• [ASSIGNMENT A] Rewrite the passage on the redundancy fraud investigation from "The legal investigation" to "took a cut.", replacing "intermediaries" with "middlemen".
• [ASSIGNMENT B] Extend the passage on the redundancy fraud investigation, starting after its last sentence.

• [EXCERPT TO READ]
#####

The legal investigation led by judge Mercedes Alaya was launched after a massive fraud was discovered involving the way compensation paid to dismissed workers ended up as insurance policies and other financial instruments. Along the way a whole number of intermediaries took a cut.

The most despicable role was that played by the trade unions. Many of the firms that obtained redundancy grants would not have gotten them except for the intervention of the unions involved in negotiating the redundancies for their members. Part of the redundancy money went straight into the unions’ coffers as commissions per worker made redundant, in most cases without the workers’ knowledge. According to El Economista, the CCOO and UGT can gain between 5 to 10 percent for each worker dismissed.

Trade union officials also received lucrative incomes from their dealings with consultancy firms brought in to advise sacked workers what to do with their compensation until they reached retirement age. In these cases the medical history of workers, which the unions provided, was vital to determine the risk of death before that date.

#####

• [EXTRACTED DATA]

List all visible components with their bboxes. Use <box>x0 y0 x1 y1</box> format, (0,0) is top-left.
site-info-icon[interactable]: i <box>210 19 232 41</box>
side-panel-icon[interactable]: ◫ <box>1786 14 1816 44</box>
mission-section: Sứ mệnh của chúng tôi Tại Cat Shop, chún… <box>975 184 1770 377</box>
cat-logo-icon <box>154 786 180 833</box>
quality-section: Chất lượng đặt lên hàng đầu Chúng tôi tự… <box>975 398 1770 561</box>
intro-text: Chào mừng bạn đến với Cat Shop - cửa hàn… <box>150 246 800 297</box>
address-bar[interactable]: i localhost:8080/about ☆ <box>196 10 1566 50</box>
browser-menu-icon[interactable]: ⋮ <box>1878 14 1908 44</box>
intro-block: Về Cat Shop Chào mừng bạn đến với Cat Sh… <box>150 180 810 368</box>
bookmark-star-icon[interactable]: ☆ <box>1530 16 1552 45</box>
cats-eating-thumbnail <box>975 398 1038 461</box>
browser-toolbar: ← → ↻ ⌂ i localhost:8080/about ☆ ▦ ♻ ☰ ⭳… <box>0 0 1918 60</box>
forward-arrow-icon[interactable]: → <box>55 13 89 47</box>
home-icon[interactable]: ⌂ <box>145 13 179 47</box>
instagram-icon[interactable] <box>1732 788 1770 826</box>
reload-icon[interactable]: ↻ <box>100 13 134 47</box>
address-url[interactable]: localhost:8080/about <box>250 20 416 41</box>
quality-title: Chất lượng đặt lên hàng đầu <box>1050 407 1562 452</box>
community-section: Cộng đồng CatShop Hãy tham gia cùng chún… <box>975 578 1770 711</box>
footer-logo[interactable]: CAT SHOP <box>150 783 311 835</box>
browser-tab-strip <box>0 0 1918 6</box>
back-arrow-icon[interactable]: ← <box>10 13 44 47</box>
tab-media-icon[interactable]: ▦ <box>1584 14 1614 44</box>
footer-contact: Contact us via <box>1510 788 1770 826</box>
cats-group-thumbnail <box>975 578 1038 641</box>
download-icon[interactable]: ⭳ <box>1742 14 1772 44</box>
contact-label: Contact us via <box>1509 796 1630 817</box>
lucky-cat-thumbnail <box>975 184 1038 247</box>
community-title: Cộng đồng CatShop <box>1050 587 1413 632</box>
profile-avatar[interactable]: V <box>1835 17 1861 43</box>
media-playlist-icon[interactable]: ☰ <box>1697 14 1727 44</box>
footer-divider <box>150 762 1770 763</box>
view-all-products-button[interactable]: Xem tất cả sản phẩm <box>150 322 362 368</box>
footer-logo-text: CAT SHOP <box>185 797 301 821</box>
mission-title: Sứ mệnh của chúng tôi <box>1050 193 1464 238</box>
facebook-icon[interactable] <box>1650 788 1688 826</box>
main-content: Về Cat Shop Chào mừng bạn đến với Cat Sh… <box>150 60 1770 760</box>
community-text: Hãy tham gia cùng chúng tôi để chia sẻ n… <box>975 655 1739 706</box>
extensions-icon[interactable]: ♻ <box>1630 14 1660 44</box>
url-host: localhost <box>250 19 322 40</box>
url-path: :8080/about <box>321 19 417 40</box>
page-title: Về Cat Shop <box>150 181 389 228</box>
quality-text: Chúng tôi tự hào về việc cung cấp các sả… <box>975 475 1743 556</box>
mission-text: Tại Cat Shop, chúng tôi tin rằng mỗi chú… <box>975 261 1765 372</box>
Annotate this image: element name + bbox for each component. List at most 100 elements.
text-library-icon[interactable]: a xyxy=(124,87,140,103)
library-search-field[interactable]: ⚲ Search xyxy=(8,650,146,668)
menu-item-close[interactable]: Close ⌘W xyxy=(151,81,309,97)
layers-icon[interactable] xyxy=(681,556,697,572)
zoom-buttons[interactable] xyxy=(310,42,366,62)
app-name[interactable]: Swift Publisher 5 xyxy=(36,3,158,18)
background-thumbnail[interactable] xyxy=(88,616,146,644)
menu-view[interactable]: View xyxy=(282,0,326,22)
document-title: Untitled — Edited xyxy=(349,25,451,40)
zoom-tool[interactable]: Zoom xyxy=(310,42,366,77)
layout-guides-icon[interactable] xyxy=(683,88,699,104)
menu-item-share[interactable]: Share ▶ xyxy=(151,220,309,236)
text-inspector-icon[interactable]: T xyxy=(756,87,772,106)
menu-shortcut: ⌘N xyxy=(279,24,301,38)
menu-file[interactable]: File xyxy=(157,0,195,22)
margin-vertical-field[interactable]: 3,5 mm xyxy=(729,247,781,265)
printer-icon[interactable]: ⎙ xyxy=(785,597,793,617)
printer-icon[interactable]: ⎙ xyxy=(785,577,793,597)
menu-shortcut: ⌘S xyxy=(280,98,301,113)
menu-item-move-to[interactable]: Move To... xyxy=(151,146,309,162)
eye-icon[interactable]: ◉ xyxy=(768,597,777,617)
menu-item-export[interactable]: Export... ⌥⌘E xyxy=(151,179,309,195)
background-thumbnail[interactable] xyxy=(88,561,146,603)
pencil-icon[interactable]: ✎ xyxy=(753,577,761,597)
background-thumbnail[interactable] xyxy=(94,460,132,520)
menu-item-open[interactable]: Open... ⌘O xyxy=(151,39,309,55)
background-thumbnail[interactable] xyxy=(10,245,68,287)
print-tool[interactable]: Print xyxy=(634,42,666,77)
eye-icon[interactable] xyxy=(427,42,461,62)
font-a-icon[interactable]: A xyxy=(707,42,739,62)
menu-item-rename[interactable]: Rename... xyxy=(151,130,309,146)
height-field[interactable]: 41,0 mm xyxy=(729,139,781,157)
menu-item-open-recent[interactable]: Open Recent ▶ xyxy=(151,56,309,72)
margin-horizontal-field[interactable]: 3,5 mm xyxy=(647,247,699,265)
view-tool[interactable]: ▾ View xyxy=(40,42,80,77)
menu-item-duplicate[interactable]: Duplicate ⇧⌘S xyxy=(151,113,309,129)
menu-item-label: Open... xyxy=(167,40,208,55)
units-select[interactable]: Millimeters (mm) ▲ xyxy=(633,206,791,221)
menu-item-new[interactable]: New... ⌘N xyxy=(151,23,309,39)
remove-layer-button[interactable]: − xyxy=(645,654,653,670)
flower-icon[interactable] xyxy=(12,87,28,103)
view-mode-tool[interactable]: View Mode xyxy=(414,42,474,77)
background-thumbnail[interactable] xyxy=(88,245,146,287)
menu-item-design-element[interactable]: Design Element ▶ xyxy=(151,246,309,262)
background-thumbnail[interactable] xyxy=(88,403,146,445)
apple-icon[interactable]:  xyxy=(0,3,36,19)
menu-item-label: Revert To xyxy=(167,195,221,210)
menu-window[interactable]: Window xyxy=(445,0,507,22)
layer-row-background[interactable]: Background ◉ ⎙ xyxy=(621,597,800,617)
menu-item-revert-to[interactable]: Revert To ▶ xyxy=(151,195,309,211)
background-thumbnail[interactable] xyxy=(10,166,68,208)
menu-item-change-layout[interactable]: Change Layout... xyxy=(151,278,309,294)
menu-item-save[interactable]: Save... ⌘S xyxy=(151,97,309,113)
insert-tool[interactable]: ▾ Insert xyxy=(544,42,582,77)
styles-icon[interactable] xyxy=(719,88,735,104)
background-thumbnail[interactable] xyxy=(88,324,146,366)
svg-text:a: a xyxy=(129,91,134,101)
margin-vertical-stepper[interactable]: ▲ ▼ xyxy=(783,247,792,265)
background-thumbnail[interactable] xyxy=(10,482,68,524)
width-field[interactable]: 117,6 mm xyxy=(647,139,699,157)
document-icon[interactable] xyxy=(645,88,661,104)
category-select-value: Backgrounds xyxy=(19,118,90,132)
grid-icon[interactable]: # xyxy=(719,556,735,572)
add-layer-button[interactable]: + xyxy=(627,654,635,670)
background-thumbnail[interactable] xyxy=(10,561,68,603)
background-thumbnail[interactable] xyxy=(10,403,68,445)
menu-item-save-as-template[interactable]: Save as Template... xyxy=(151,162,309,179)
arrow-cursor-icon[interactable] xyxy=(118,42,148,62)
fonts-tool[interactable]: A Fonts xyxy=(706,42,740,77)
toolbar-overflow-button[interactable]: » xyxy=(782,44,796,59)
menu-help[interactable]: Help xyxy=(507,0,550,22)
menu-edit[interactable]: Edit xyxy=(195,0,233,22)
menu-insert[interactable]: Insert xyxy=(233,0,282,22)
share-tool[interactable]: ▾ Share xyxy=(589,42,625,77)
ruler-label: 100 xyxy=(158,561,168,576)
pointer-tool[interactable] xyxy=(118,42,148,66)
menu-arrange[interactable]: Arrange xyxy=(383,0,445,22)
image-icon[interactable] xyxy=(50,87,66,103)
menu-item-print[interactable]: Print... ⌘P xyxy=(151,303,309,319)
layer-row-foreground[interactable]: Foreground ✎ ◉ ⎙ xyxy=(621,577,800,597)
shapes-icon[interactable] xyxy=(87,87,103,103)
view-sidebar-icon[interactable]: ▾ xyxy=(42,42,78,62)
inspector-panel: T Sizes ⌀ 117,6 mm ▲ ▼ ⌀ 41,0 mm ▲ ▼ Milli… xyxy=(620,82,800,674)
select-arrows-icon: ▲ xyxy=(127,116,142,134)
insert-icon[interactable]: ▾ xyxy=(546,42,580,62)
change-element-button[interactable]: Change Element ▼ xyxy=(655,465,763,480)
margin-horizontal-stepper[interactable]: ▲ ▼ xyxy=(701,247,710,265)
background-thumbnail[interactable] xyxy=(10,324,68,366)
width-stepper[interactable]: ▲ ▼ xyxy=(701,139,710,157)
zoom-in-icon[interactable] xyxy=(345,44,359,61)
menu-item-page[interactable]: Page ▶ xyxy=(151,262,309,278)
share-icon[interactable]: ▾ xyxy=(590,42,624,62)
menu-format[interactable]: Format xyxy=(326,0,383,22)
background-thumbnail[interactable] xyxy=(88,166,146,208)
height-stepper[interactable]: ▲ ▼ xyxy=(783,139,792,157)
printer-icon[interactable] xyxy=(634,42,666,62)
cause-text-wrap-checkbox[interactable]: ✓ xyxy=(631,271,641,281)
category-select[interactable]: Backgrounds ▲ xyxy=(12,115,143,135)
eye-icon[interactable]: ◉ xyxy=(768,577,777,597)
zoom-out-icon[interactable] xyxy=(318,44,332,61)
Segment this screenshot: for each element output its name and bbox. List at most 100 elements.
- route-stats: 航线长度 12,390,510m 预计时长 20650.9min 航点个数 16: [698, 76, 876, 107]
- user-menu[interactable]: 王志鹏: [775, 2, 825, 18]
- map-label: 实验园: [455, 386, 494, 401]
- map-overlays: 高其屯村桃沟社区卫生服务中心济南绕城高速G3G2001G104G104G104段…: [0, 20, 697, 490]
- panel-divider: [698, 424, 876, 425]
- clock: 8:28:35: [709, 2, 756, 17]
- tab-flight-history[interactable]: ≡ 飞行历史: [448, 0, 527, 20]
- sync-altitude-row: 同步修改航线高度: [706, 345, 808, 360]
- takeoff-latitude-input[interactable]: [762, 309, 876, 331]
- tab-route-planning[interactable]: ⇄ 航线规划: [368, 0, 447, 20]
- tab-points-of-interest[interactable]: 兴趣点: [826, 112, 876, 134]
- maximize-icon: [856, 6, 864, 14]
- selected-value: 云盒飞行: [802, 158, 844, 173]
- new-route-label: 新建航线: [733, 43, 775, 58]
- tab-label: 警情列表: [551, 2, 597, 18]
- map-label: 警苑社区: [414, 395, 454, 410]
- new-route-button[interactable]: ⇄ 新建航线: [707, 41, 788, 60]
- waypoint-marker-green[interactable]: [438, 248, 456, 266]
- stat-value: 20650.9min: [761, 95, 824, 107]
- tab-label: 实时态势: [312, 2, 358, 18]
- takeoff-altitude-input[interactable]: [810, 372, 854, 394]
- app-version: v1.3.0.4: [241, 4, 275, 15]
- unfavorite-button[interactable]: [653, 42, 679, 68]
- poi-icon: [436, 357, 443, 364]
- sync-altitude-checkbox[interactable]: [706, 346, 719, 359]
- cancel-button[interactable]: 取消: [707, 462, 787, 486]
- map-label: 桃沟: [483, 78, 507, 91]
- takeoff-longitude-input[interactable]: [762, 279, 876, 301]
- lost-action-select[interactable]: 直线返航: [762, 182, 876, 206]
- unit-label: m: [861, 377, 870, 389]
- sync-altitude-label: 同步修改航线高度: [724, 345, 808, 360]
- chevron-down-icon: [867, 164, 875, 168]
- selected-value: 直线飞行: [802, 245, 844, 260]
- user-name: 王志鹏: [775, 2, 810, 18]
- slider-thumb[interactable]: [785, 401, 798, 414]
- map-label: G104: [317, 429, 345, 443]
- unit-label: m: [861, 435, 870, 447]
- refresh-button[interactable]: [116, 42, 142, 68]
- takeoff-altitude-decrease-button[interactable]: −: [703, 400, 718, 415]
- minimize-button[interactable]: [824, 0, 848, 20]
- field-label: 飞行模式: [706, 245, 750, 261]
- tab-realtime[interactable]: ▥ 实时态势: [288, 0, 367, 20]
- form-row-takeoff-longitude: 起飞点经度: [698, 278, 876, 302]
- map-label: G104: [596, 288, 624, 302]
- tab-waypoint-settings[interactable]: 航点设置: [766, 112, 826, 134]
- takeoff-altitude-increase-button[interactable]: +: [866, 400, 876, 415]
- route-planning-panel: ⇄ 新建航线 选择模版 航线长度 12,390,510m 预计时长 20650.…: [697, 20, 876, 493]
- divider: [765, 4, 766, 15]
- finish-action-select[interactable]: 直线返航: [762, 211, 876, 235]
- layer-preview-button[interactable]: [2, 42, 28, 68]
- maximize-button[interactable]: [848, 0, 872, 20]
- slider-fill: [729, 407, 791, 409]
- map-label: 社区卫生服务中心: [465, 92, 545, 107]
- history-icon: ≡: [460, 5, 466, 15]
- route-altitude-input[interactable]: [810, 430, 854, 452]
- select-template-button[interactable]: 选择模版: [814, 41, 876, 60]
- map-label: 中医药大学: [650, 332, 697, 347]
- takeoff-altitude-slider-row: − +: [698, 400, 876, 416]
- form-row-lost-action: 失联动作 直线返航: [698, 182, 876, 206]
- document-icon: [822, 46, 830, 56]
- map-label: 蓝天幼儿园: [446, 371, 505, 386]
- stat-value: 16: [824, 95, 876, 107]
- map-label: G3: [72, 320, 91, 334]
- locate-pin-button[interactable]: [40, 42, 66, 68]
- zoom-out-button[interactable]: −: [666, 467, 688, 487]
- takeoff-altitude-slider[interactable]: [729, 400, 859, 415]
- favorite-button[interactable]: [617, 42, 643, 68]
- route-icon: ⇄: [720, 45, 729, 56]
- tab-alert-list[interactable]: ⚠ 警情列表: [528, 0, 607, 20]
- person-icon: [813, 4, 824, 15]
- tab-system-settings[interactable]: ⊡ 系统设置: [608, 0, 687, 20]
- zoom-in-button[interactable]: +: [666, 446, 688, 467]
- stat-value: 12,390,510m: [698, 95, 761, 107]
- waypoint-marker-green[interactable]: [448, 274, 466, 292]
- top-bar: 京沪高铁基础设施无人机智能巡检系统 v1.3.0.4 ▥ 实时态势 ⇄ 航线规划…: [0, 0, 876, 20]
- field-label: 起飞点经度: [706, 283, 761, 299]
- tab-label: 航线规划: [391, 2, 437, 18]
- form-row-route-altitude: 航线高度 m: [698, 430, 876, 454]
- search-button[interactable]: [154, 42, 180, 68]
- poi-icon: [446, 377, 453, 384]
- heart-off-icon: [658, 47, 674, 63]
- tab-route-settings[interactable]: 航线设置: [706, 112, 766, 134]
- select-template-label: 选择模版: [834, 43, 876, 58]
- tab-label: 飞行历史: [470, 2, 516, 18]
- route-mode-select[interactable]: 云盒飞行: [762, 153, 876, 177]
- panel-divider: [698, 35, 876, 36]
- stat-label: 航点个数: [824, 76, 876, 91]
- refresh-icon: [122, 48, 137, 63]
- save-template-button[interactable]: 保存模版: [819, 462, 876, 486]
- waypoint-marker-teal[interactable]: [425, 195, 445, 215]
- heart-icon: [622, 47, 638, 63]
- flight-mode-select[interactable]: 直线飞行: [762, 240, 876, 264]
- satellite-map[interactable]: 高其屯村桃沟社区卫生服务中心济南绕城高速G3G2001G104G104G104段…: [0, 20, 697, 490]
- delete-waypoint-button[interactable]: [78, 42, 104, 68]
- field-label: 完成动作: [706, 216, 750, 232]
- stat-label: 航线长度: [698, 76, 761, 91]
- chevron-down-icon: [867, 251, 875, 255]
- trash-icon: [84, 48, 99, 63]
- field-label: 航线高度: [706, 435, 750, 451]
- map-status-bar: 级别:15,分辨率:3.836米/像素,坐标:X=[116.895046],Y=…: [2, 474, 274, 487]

#####

• [EXERCISE ANSWER A]
The legal investigation led by judge Mercedes Alaya was launched after a massive fraud was discovered involving the way compensation paid to dismissed workers ended up as insurance policies and other financial instruments. Along the way a whole number of middlemen took a cut.

• [EXERCISE ANSWER B]
One of the most profitable opportunities arose with the sacking of thousands of workers at the bankrupt motorcar parts company Delphi and its suppliers in Andalucía in 2007 [See http://www.wsws.org/en/articles/2013/03/29/delp-m29.html ]. The two main trade unions received €1 million each through the consultants Uniter, owned by an ex-leader of the UGT. Alaya also estimated that the CCOO and UGT had received €4.3 million in extra commissions, which she considered illegal, from the consultants Vitalia, three top executives of which are now in prison.

The origins of the fraud go back to 2001, when the PSOE-controlled Andalusian Autonomous Government changed the way EREs were managed in the region. The complicated and controlled process of acquiring grants was replaced with a new fund that Alaya said was able to “institutionalise arbitrariness and discretion in the award of government assistance” and enable “abuse”.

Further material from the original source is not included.